Start of Block

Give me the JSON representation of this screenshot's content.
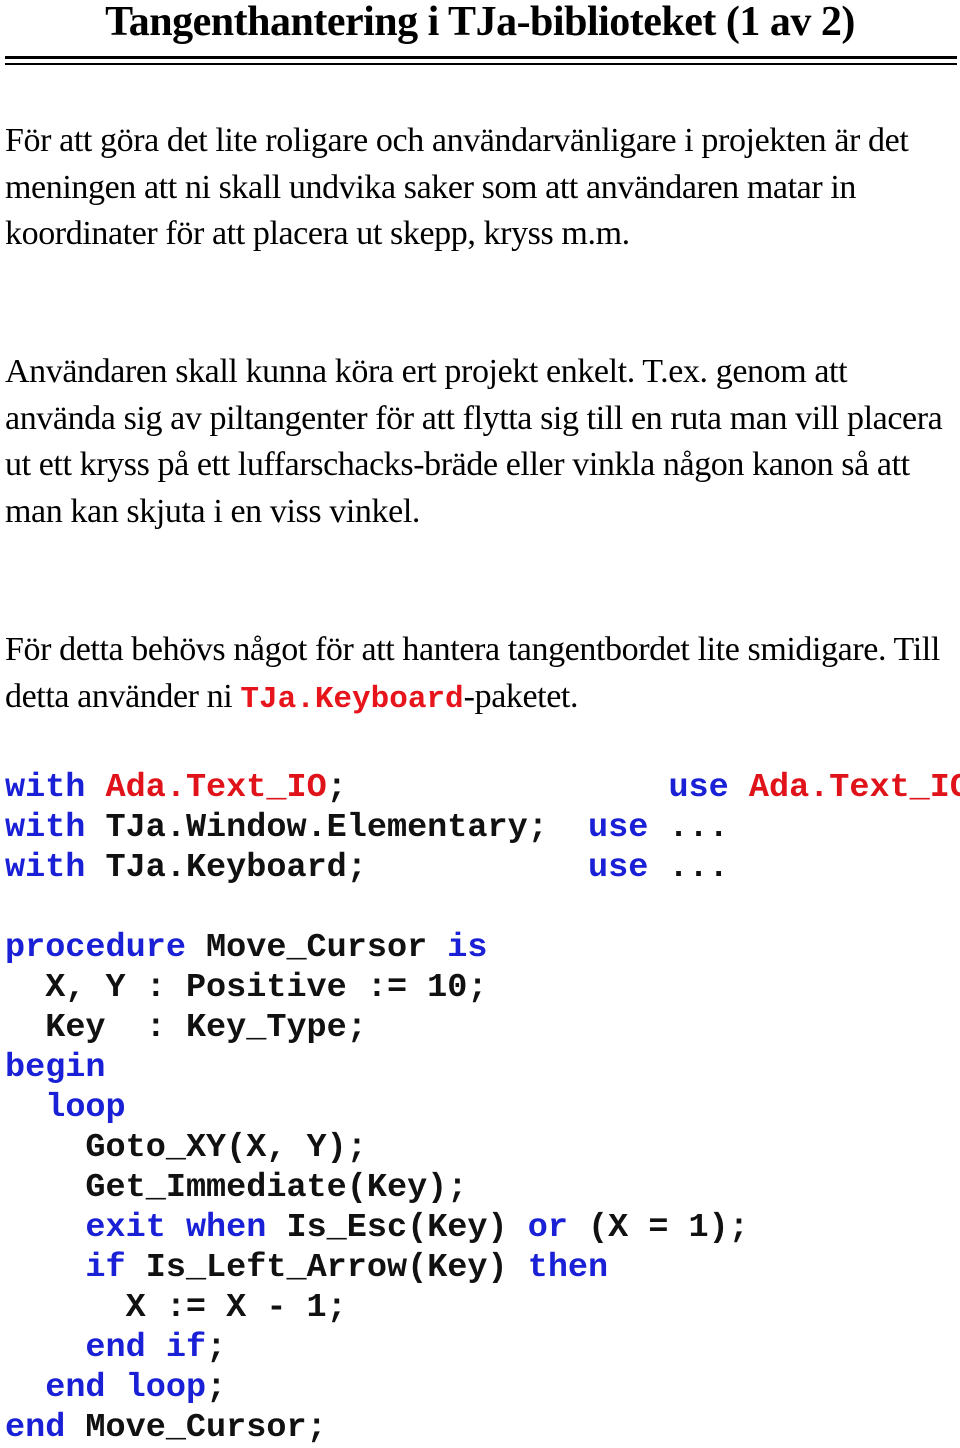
{
  "title": "Tangenthantering i TJa-biblioteket (1 av 2)",
  "paragraphs": {
    "p1": "För att göra det lite roligare och användarvänligare i projekten är det meningen att ni skall undvika saker som att användaren matar in koordinater för att placera ut skepp, kryss m.m.",
    "p2": "Användaren skall kunna köra ert projekt enkelt. T.ex. genom att använda sig av piltangenter för att flytta sig till en ruta man vill placera ut ett kryss på ett luffarschacks-bräde eller vinkla någon kanon så att man kan skjuta i en viss vinkel.",
    "p3_before": "För detta behövs något för att hantera tangentbordet lite smidigare. Till detta använder ni ",
    "p3_code": "TJa.Keyboard",
    "p3_after": "-paketet."
  },
  "colors": {
    "keyword": "#1a20d6",
    "package_highlight": "#e0121a",
    "text": "#000000"
  },
  "imports": [
    {
      "with_kw": "with",
      "with_pkg": "Ada.Text_IO",
      "with_pkg_highlight": true,
      "with_end": ";",
      "pad": "                ",
      "use_kw": "use",
      "use_rest": "Ada.Text_IO",
      "use_highlight": true,
      "use_end": ";"
    },
    {
      "with_kw": "with",
      "with_pkg": "TJa.Window.Elementary",
      "with_pkg_highlight": false,
      "with_end": ";",
      "pad": "  ",
      "use_kw": "use",
      "use_rest": "...",
      "use_highlight": false,
      "use_end": ""
    },
    {
      "with_kw": "with",
      "with_pkg": "TJa.Keyboard",
      "with_pkg_highlight": false,
      "with_end": ";",
      "pad": "           ",
      "use_kw": "use",
      "use_rest": "...",
      "use_highlight": false,
      "use_end": ""
    }
  ],
  "procedure": [
    {
      "indent": "",
      "parts": [
        {
          "t": "procedure",
          "k": true
        },
        {
          "t": " Move_Cursor ",
          "k": false
        },
        {
          "t": "is",
          "k": true
        }
      ]
    },
    {
      "indent": "  ",
      "parts": [
        {
          "t": "X, Y : Positive := 10;",
          "k": false
        }
      ]
    },
    {
      "indent": "  ",
      "parts": [
        {
          "t": "Key  : Key_Type;",
          "k": false
        }
      ]
    },
    {
      "indent": "",
      "parts": [
        {
          "t": "begin",
          "k": true
        }
      ]
    },
    {
      "indent": "  ",
      "parts": [
        {
          "t": "loop",
          "k": true
        }
      ]
    },
    {
      "indent": "    ",
      "parts": [
        {
          "t": "Goto_XY(X, Y);",
          "k": false
        }
      ]
    },
    {
      "indent": "    ",
      "parts": [
        {
          "t": "Get_Immediate(Key);",
          "k": false
        }
      ]
    },
    {
      "indent": "    ",
      "parts": [
        {
          "t": "exit",
          "k": true
        },
        {
          "t": " ",
          "k": false
        },
        {
          "t": "when",
          "k": true
        },
        {
          "t": " Is_Esc(Key) ",
          "k": false
        },
        {
          "t": "or",
          "k": true
        },
        {
          "t": " (X = 1);",
          "k": false
        }
      ]
    },
    {
      "indent": "    ",
      "parts": [
        {
          "t": "if",
          "k": true
        },
        {
          "t": " Is_Left_Arrow(Key) ",
          "k": false
        },
        {
          "t": "then",
          "k": true
        }
      ]
    },
    {
      "indent": "      ",
      "parts": [
        {
          "t": "X := X - 1;",
          "k": false
        }
      ]
    },
    {
      "indent": "    ",
      "parts": [
        {
          "t": "end",
          "k": true
        },
        {
          "t": " ",
          "k": false
        },
        {
          "t": "if",
          "k": true
        },
        {
          "t": ";",
          "k": false
        }
      ]
    },
    {
      "indent": "  ",
      "parts": [
        {
          "t": "end",
          "k": true
        },
        {
          "t": " ",
          "k": false
        },
        {
          "t": "loop",
          "k": true
        },
        {
          "t": ";",
          "k": false
        }
      ]
    },
    {
      "indent": "",
      "parts": [
        {
          "t": "end",
          "k": true
        },
        {
          "t": " Move_Cursor;",
          "k": false
        }
      ]
    }
  ]
}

End of Block

→ **Requirement**
Every line of the data above should be repeated exactly. Omit the pictures.

→ **Response to this task**
Give me the JSON representation of this screenshot's content.
{
  "title": "Tangenthantering i TJa-biblioteket (1 av 2)",
  "paragraphs": {
    "p1": "För att göra det lite roligare och användarvänligare i projekten är det meningen att ni skall undvika saker som att användaren matar in koordinater för att placera ut skepp, kryss m.m.",
    "p2": "Användaren skall kunna köra ert projekt enkelt. T.ex. genom att använda sig av piltangenter för att flytta sig till en ruta man vill placera ut ett kryss på ett luffarschacks-bräde eller vinkla någon kanon så att man kan skjuta i en viss vinkel.",
    "p3_before": "För detta behövs något för att hantera tangentbordet lite smidigare. Till detta använder ni ",
    "p3_code": "TJa.Keyboard",
    "p3_after": "-paketet."
  },
  "colors": {
    "keyword": "#1a20d6",
    "package_highlight": "#e0121a",
    "text": "#000000"
  },
  "imports": [
    {
      "with_kw": "with",
      "with_pkg": "Ada.Text_IO",
      "with_pkg_highlight": true,
      "with_end": ";",
      "pad": "                ",
      "use_kw": "use",
      "use_rest": "Ada.Text_IO",
      "use_highlight": true,
      "use_end": ";"
    },
    {
      "with_kw": "with",
      "with_pkg": "TJa.Window.Elementary",
      "with_pkg_highlight": false,
      "with_end": ";",
      "pad": "  ",
      "use_kw": "use",
      "use_rest": "...",
      "use_highlight": false,
      "use_end": ""
    },
    {
      "with_kw": "with",
      "with_pkg": "TJa.Keyboard",
      "with_pkg_highlight": false,
      "with_end": ";",
      "pad": "           ",
      "use_kw": "use",
      "use_rest": "...",
      "use_highlight": false,
      "use_end": ""
    }
  ],
  "procedure": [
    {
      "indent": "",
      "parts": [
        {
          "t": "procedure",
          "k": true
        },
        {
          "t": " Move_Cursor ",
          "k": false
        },
        {
          "t": "is",
          "k": true
        }
      ]
    },
    {
      "indent": "  ",
      "parts": [
        {
          "t": "X, Y : Positive := 10;",
          "k": false
        }
      ]
    },
    {
      "indent": "  ",
      "parts": [
        {
          "t": "Key  : Key_Type;",
          "k": false
        }
      ]
    },
    {
      "indent": "",
      "parts": [
        {
          "t": "begin",
          "k": true
        }
      ]
    },
    {
      "indent": "  ",
      "parts": [
        {
          "t": "loop",
          "k": true
        }
      ]
    },
    {
      "indent": "    ",
      "parts": [
        {
          "t": "Goto_XY(X, Y);",
          "k": false
        }
      ]
    },
    {
      "indent": "    ",
      "parts": [
        {
          "t": "Get_Immediate(Key);",
          "k": false
        }
      ]
    },
    {
      "indent": "    ",
      "parts": [
        {
          "t": "exit",
          "k": true
        },
        {
          "t": " ",
          "k": false
        },
        {
          "t": "when",
          "k": true
        },
        {
          "t": " Is_Esc(Key) ",
          "k": false
        },
        {
          "t": "or",
          "k": true
        },
        {
          "t": " (X = 1);",
          "k": false
        }
      ]
    },
    {
      "indent": "    ",
      "parts": [
        {
          "t": "if",
          "k": true
        },
        {
          "t": " Is_Left_Arrow(Key) ",
          "k": false
        },
        {
          "t": "then",
          "k": true
        }
      ]
    },
    {
      "indent": "      ",
      "parts": [
        {
          "t": "X := X - 1;",
          "k": false
        }
      ]
    },
    {
      "indent": "    ",
      "parts": [
        {
          "t": "end",
          "k": true
        },
        {
          "t": " ",
          "k": false
        },
        {
          "t": "if",
          "k": true
        },
        {
          "t": ";",
          "k": false
        }
      ]
    },
    {
      "indent": "  ",
      "parts": [
        {
          "t": "end",
          "k": true
        },
        {
          "t": " ",
          "k": false
        },
        {
          "t": "loop",
          "k": true
        },
        {
          "t": ";",
          "k": false
        }
      ]
    },
    {
      "indent": "",
      "parts": [
        {
          "t": "end",
          "k": true
        },
        {
          "t": " Move_Cursor;",
          "k": false
        }
      ]
    }
  ]
}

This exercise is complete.